» PROBLEM TO WORK ON
Copy every line of the records below that holds the word "trainer".

(Data entries)
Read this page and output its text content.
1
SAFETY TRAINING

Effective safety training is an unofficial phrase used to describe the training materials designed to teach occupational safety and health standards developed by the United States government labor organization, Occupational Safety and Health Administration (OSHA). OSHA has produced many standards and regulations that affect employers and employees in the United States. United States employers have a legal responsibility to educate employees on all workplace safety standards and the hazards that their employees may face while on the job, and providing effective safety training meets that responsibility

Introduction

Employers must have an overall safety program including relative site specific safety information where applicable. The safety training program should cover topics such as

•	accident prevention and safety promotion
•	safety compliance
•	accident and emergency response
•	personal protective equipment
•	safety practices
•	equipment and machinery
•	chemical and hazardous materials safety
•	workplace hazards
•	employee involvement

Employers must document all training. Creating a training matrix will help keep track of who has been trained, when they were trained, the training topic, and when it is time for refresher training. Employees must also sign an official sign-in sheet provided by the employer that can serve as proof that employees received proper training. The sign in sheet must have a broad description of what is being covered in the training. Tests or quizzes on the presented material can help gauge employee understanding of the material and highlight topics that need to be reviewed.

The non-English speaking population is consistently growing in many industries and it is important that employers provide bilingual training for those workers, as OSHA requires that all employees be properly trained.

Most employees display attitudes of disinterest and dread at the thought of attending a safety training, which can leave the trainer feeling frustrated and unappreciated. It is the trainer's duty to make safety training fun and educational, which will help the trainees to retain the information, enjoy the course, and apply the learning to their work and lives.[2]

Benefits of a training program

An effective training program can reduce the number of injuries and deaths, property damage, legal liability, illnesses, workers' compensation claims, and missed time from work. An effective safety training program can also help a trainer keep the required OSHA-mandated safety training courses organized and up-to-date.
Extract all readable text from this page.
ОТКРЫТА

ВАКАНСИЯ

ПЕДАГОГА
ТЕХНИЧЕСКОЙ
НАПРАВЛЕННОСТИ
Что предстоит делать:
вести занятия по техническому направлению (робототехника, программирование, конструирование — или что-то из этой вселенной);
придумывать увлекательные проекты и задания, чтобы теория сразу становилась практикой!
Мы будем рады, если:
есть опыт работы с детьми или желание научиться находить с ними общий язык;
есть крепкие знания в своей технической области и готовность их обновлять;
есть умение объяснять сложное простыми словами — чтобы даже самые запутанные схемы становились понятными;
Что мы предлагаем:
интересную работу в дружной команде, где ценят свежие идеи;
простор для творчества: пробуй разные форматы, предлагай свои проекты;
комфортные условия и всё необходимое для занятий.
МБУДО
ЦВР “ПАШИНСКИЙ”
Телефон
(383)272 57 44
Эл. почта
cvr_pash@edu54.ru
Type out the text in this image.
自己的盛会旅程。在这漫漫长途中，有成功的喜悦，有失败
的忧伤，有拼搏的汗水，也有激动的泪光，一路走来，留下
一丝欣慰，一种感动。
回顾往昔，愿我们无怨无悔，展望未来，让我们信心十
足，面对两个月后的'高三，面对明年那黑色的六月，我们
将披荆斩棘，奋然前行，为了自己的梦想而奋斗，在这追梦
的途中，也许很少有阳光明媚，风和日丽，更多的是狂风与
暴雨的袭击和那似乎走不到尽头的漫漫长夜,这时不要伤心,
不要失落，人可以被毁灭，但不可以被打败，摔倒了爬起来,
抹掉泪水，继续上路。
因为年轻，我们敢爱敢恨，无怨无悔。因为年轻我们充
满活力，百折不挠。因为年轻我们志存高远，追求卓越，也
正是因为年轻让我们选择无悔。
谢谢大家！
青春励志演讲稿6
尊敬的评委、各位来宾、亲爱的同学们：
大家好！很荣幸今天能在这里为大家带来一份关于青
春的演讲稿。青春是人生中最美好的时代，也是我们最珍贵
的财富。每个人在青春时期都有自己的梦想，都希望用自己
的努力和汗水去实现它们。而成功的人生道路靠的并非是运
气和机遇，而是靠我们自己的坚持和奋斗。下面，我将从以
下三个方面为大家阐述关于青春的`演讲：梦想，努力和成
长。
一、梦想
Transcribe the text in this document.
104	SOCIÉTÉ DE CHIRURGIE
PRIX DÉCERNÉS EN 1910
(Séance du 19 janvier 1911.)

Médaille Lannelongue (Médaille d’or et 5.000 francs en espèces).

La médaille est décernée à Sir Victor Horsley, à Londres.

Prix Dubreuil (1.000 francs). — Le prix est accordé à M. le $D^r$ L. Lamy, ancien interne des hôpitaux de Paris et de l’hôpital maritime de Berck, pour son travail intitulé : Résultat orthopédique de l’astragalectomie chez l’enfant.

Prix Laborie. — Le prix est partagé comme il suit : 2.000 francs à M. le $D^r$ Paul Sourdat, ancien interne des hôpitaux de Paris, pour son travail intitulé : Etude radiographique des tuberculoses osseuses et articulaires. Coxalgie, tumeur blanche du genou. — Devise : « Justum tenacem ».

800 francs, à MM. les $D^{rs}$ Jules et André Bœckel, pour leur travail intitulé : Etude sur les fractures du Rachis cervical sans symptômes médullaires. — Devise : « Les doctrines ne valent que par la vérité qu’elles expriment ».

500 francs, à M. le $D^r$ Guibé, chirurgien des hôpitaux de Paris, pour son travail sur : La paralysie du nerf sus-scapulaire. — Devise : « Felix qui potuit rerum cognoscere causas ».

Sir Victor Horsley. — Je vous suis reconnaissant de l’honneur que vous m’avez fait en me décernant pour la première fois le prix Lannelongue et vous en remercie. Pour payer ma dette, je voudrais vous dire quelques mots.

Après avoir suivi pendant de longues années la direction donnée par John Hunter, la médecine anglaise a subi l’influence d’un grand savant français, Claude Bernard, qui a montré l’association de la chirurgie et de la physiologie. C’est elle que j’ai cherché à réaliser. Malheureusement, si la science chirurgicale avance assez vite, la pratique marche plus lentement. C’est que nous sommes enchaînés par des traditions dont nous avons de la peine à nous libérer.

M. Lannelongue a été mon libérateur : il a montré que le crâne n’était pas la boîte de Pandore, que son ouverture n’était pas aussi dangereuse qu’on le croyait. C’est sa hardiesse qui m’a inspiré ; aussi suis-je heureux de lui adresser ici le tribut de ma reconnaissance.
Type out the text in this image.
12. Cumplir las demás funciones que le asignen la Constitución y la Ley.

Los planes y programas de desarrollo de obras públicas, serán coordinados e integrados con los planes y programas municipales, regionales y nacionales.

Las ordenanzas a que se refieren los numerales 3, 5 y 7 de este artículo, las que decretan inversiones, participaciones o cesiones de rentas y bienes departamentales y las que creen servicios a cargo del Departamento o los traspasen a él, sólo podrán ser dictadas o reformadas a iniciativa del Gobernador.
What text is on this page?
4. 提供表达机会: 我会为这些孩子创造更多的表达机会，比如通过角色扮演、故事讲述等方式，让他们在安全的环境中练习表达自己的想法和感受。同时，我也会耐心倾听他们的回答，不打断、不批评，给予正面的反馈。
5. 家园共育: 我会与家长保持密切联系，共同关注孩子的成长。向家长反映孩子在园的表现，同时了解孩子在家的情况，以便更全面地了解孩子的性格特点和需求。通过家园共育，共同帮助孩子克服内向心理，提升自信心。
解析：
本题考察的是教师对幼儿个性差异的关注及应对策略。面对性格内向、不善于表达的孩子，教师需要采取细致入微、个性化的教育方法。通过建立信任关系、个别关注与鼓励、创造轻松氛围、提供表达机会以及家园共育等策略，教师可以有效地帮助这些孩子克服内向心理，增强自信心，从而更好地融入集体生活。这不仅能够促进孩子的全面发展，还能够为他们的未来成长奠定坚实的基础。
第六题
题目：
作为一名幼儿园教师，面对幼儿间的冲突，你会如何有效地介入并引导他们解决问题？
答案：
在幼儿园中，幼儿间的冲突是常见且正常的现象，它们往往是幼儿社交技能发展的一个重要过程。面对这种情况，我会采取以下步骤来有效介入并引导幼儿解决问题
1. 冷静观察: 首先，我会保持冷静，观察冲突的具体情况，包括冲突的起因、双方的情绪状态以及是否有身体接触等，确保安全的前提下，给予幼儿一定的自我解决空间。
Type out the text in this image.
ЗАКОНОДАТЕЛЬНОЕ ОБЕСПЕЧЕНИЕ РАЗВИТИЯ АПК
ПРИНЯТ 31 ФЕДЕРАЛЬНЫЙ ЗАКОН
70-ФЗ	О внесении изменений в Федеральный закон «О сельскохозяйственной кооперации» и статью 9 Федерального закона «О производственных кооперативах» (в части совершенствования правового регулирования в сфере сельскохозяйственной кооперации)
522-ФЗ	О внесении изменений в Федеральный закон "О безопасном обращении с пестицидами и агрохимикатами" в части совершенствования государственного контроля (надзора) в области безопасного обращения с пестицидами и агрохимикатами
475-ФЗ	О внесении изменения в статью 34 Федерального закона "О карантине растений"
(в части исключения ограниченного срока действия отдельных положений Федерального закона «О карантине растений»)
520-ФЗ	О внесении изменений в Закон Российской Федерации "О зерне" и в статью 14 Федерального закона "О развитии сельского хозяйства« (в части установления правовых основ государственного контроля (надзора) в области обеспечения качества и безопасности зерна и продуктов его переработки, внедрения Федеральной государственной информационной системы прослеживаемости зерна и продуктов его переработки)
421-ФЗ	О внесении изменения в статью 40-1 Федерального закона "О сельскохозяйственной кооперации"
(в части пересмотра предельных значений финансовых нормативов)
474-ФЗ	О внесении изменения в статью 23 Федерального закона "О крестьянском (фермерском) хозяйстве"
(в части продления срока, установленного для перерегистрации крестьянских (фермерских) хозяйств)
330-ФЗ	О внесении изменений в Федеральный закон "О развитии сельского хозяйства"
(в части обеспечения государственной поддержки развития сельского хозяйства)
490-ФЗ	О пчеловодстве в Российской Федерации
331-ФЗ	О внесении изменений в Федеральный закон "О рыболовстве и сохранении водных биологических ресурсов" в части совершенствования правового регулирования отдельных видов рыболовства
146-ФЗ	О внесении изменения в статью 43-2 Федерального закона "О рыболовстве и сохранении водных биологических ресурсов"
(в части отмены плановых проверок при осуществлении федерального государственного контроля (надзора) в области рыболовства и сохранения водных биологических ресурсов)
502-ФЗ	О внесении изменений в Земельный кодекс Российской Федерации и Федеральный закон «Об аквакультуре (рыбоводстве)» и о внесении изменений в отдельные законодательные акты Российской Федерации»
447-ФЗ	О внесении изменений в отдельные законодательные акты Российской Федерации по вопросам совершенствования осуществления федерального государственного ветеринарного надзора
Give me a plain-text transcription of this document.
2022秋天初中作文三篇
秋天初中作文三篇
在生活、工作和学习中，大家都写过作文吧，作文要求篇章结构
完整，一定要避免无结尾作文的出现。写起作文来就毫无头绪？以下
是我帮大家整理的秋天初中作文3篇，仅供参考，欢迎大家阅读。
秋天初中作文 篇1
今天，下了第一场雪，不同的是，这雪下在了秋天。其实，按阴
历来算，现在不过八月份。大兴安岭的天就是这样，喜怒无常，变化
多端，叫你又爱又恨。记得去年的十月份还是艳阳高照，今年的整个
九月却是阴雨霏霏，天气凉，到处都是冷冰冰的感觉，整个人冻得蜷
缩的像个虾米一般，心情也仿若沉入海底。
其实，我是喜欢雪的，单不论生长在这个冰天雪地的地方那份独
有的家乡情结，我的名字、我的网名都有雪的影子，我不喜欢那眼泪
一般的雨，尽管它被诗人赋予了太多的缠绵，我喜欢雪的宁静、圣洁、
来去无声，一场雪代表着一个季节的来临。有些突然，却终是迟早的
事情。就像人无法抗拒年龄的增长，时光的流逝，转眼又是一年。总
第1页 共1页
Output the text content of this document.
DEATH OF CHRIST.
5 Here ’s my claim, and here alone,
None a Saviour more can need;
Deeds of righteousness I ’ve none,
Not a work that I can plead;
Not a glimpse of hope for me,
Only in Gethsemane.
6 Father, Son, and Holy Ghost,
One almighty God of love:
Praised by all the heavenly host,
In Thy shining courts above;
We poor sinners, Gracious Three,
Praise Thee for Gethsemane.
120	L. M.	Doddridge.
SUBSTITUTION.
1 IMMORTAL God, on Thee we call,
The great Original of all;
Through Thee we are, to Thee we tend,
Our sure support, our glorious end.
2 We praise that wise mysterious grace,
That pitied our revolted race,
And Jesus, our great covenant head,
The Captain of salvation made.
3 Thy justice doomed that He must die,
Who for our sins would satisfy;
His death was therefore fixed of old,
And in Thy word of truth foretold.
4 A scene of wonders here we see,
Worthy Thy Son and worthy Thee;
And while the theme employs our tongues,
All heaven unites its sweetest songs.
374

» EXERCISE SOLUTION
Most employees display attitudes of disinterest and dread at the thought of attending a safety training, which can leave the trainer feeling frustrated and unappreciated. It is the trainer's duty to make safety training fun and educational, which will help the trainees to retain the information, enjoy the course, and apply the learning to their work and lives.[2]
An effective training program can reduce the number of injuries and deaths, property damage, legal liability, illnesses, workers' compensation claims, and missed time from work. An effective safety training program can also help a trainer keep the required OSHA-mandated safety training courses organized and up-to-date.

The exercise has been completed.